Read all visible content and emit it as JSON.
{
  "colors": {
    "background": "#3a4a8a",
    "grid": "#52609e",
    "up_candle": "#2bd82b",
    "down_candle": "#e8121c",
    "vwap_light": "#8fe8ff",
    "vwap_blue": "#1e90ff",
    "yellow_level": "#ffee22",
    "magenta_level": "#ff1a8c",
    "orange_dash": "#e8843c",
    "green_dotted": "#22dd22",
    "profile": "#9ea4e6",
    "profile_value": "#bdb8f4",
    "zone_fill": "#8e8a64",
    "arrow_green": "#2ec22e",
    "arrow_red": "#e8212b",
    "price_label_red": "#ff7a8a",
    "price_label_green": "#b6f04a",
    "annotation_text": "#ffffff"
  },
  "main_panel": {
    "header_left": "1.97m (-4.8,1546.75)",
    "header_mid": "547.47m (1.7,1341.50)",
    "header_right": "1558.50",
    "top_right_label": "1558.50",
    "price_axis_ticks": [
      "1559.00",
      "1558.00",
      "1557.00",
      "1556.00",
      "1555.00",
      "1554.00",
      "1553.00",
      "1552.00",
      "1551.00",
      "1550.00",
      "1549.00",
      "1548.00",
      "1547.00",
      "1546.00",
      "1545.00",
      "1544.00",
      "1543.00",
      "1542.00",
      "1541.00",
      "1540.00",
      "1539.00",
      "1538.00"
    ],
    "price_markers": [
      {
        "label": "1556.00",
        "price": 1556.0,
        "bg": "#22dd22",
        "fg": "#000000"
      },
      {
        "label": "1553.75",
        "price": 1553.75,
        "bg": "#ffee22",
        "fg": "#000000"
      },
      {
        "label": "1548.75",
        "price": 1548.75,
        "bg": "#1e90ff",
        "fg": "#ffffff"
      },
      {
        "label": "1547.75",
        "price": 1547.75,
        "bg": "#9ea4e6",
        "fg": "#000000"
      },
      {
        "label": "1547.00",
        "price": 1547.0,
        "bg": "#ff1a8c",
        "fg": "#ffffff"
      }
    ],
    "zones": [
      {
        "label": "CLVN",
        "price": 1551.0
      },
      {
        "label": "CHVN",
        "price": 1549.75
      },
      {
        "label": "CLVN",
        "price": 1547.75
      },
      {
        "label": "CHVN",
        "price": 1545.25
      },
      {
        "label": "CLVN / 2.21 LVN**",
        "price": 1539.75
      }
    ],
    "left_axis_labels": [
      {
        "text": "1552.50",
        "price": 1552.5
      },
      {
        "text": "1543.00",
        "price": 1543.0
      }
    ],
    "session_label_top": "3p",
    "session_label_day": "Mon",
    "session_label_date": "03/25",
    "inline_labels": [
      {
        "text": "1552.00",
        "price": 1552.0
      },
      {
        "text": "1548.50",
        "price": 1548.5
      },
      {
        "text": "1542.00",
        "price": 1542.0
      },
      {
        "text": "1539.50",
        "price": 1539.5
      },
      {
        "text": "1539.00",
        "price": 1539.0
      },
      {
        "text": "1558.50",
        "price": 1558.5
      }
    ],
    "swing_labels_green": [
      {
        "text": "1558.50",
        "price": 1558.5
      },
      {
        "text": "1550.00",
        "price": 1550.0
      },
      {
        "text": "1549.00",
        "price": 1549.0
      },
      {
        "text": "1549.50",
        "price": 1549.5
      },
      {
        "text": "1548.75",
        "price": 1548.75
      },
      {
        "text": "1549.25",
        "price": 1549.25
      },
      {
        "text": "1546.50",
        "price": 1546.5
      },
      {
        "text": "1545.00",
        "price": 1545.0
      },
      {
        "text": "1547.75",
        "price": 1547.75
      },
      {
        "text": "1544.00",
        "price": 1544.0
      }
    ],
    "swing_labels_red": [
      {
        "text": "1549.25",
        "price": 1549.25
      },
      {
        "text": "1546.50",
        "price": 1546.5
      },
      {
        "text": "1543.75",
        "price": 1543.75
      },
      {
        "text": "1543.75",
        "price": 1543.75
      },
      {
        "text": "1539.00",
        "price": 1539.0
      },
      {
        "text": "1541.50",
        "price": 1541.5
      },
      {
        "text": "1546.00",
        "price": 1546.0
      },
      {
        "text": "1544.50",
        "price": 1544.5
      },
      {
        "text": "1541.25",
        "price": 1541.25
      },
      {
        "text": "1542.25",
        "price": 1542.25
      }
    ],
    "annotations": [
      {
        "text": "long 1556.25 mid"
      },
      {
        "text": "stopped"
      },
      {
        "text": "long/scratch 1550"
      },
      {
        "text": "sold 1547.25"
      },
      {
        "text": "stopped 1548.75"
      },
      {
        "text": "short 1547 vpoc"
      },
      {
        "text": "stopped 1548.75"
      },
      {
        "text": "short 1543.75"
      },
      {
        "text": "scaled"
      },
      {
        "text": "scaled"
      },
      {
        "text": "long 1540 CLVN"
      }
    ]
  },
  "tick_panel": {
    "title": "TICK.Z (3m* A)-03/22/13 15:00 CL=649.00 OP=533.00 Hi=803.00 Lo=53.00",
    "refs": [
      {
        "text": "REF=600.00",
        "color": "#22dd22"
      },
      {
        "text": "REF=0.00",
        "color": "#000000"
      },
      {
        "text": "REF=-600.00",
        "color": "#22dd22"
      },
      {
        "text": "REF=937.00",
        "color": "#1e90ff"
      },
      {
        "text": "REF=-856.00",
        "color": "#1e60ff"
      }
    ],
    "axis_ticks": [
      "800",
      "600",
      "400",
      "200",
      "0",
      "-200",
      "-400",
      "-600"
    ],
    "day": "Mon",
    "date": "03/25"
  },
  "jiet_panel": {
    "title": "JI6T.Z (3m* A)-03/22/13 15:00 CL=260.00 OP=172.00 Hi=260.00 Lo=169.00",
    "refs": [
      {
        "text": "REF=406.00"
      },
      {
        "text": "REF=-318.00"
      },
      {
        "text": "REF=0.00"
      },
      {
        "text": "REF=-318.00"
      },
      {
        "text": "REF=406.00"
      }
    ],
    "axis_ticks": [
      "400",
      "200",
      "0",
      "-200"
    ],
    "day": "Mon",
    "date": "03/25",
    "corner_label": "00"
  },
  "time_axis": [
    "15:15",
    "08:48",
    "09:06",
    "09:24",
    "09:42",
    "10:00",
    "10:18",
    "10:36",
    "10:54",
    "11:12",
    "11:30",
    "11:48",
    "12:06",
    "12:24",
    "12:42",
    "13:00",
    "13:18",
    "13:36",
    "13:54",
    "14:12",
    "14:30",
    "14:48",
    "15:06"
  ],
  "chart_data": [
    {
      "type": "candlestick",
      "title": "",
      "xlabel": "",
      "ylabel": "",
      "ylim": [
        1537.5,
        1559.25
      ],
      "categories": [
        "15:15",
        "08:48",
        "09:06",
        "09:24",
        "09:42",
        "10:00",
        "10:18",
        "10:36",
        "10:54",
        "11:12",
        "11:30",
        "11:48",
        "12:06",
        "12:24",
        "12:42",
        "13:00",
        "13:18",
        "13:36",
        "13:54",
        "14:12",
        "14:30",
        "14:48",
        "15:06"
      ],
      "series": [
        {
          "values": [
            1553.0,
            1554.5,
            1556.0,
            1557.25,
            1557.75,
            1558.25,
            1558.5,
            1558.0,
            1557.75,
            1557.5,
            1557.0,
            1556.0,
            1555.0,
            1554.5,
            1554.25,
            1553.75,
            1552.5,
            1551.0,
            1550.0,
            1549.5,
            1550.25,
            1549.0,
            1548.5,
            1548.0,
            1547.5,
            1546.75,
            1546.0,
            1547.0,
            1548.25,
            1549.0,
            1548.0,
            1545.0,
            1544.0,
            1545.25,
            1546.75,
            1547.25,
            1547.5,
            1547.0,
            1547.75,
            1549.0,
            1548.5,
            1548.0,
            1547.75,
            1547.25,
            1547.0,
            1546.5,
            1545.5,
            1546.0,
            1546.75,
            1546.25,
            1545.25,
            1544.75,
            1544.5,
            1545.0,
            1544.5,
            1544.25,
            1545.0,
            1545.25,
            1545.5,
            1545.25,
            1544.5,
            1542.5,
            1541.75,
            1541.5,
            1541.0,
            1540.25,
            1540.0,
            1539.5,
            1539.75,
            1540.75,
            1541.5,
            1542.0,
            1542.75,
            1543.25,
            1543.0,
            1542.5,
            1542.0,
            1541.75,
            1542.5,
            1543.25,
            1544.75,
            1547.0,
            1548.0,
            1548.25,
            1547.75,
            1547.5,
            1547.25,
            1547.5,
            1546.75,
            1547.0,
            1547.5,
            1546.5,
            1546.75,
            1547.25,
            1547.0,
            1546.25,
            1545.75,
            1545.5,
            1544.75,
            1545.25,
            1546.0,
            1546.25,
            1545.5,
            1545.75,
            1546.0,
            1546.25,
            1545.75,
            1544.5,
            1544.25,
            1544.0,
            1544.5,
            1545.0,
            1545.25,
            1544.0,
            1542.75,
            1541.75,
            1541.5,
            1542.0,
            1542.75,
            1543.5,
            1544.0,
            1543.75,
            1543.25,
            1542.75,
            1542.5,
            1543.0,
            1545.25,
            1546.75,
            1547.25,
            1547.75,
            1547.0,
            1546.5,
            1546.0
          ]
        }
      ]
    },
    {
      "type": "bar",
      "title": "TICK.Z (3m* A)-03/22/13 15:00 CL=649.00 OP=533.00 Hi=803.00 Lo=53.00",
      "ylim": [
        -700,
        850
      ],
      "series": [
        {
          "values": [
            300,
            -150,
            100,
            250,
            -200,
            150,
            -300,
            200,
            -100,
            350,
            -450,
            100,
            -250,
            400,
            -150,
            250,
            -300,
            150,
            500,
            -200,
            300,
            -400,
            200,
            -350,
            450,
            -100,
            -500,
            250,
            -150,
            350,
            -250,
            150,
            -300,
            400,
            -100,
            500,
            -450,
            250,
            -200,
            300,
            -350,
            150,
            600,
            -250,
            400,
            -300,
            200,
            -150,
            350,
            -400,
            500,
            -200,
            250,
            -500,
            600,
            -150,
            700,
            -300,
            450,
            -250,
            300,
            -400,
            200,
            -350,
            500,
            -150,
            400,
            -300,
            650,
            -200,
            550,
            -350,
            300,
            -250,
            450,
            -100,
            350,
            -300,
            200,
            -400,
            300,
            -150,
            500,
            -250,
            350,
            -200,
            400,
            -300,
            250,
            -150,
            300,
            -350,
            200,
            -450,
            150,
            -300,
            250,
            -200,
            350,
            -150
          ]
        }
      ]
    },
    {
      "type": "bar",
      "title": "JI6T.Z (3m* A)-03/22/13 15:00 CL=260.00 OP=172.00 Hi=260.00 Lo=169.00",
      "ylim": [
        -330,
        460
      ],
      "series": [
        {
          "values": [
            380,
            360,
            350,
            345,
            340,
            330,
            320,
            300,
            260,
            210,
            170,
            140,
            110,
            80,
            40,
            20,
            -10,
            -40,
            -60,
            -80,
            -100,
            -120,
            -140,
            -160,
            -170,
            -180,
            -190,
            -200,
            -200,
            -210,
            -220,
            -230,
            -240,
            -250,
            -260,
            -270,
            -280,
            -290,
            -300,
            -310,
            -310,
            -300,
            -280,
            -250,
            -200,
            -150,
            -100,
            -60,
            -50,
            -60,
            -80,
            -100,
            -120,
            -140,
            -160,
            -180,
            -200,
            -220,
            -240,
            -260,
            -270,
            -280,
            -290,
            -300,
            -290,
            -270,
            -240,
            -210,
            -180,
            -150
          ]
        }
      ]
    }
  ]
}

### [Work instructions]
All lines in the data that contain the word "CLVN" should be copied.

### [Final answer]
        "label": "CLVN",
        "label": "CLVN",
        "label": "CLVN / 2.21 LVN**",
        "text": "long 1540 CLVN"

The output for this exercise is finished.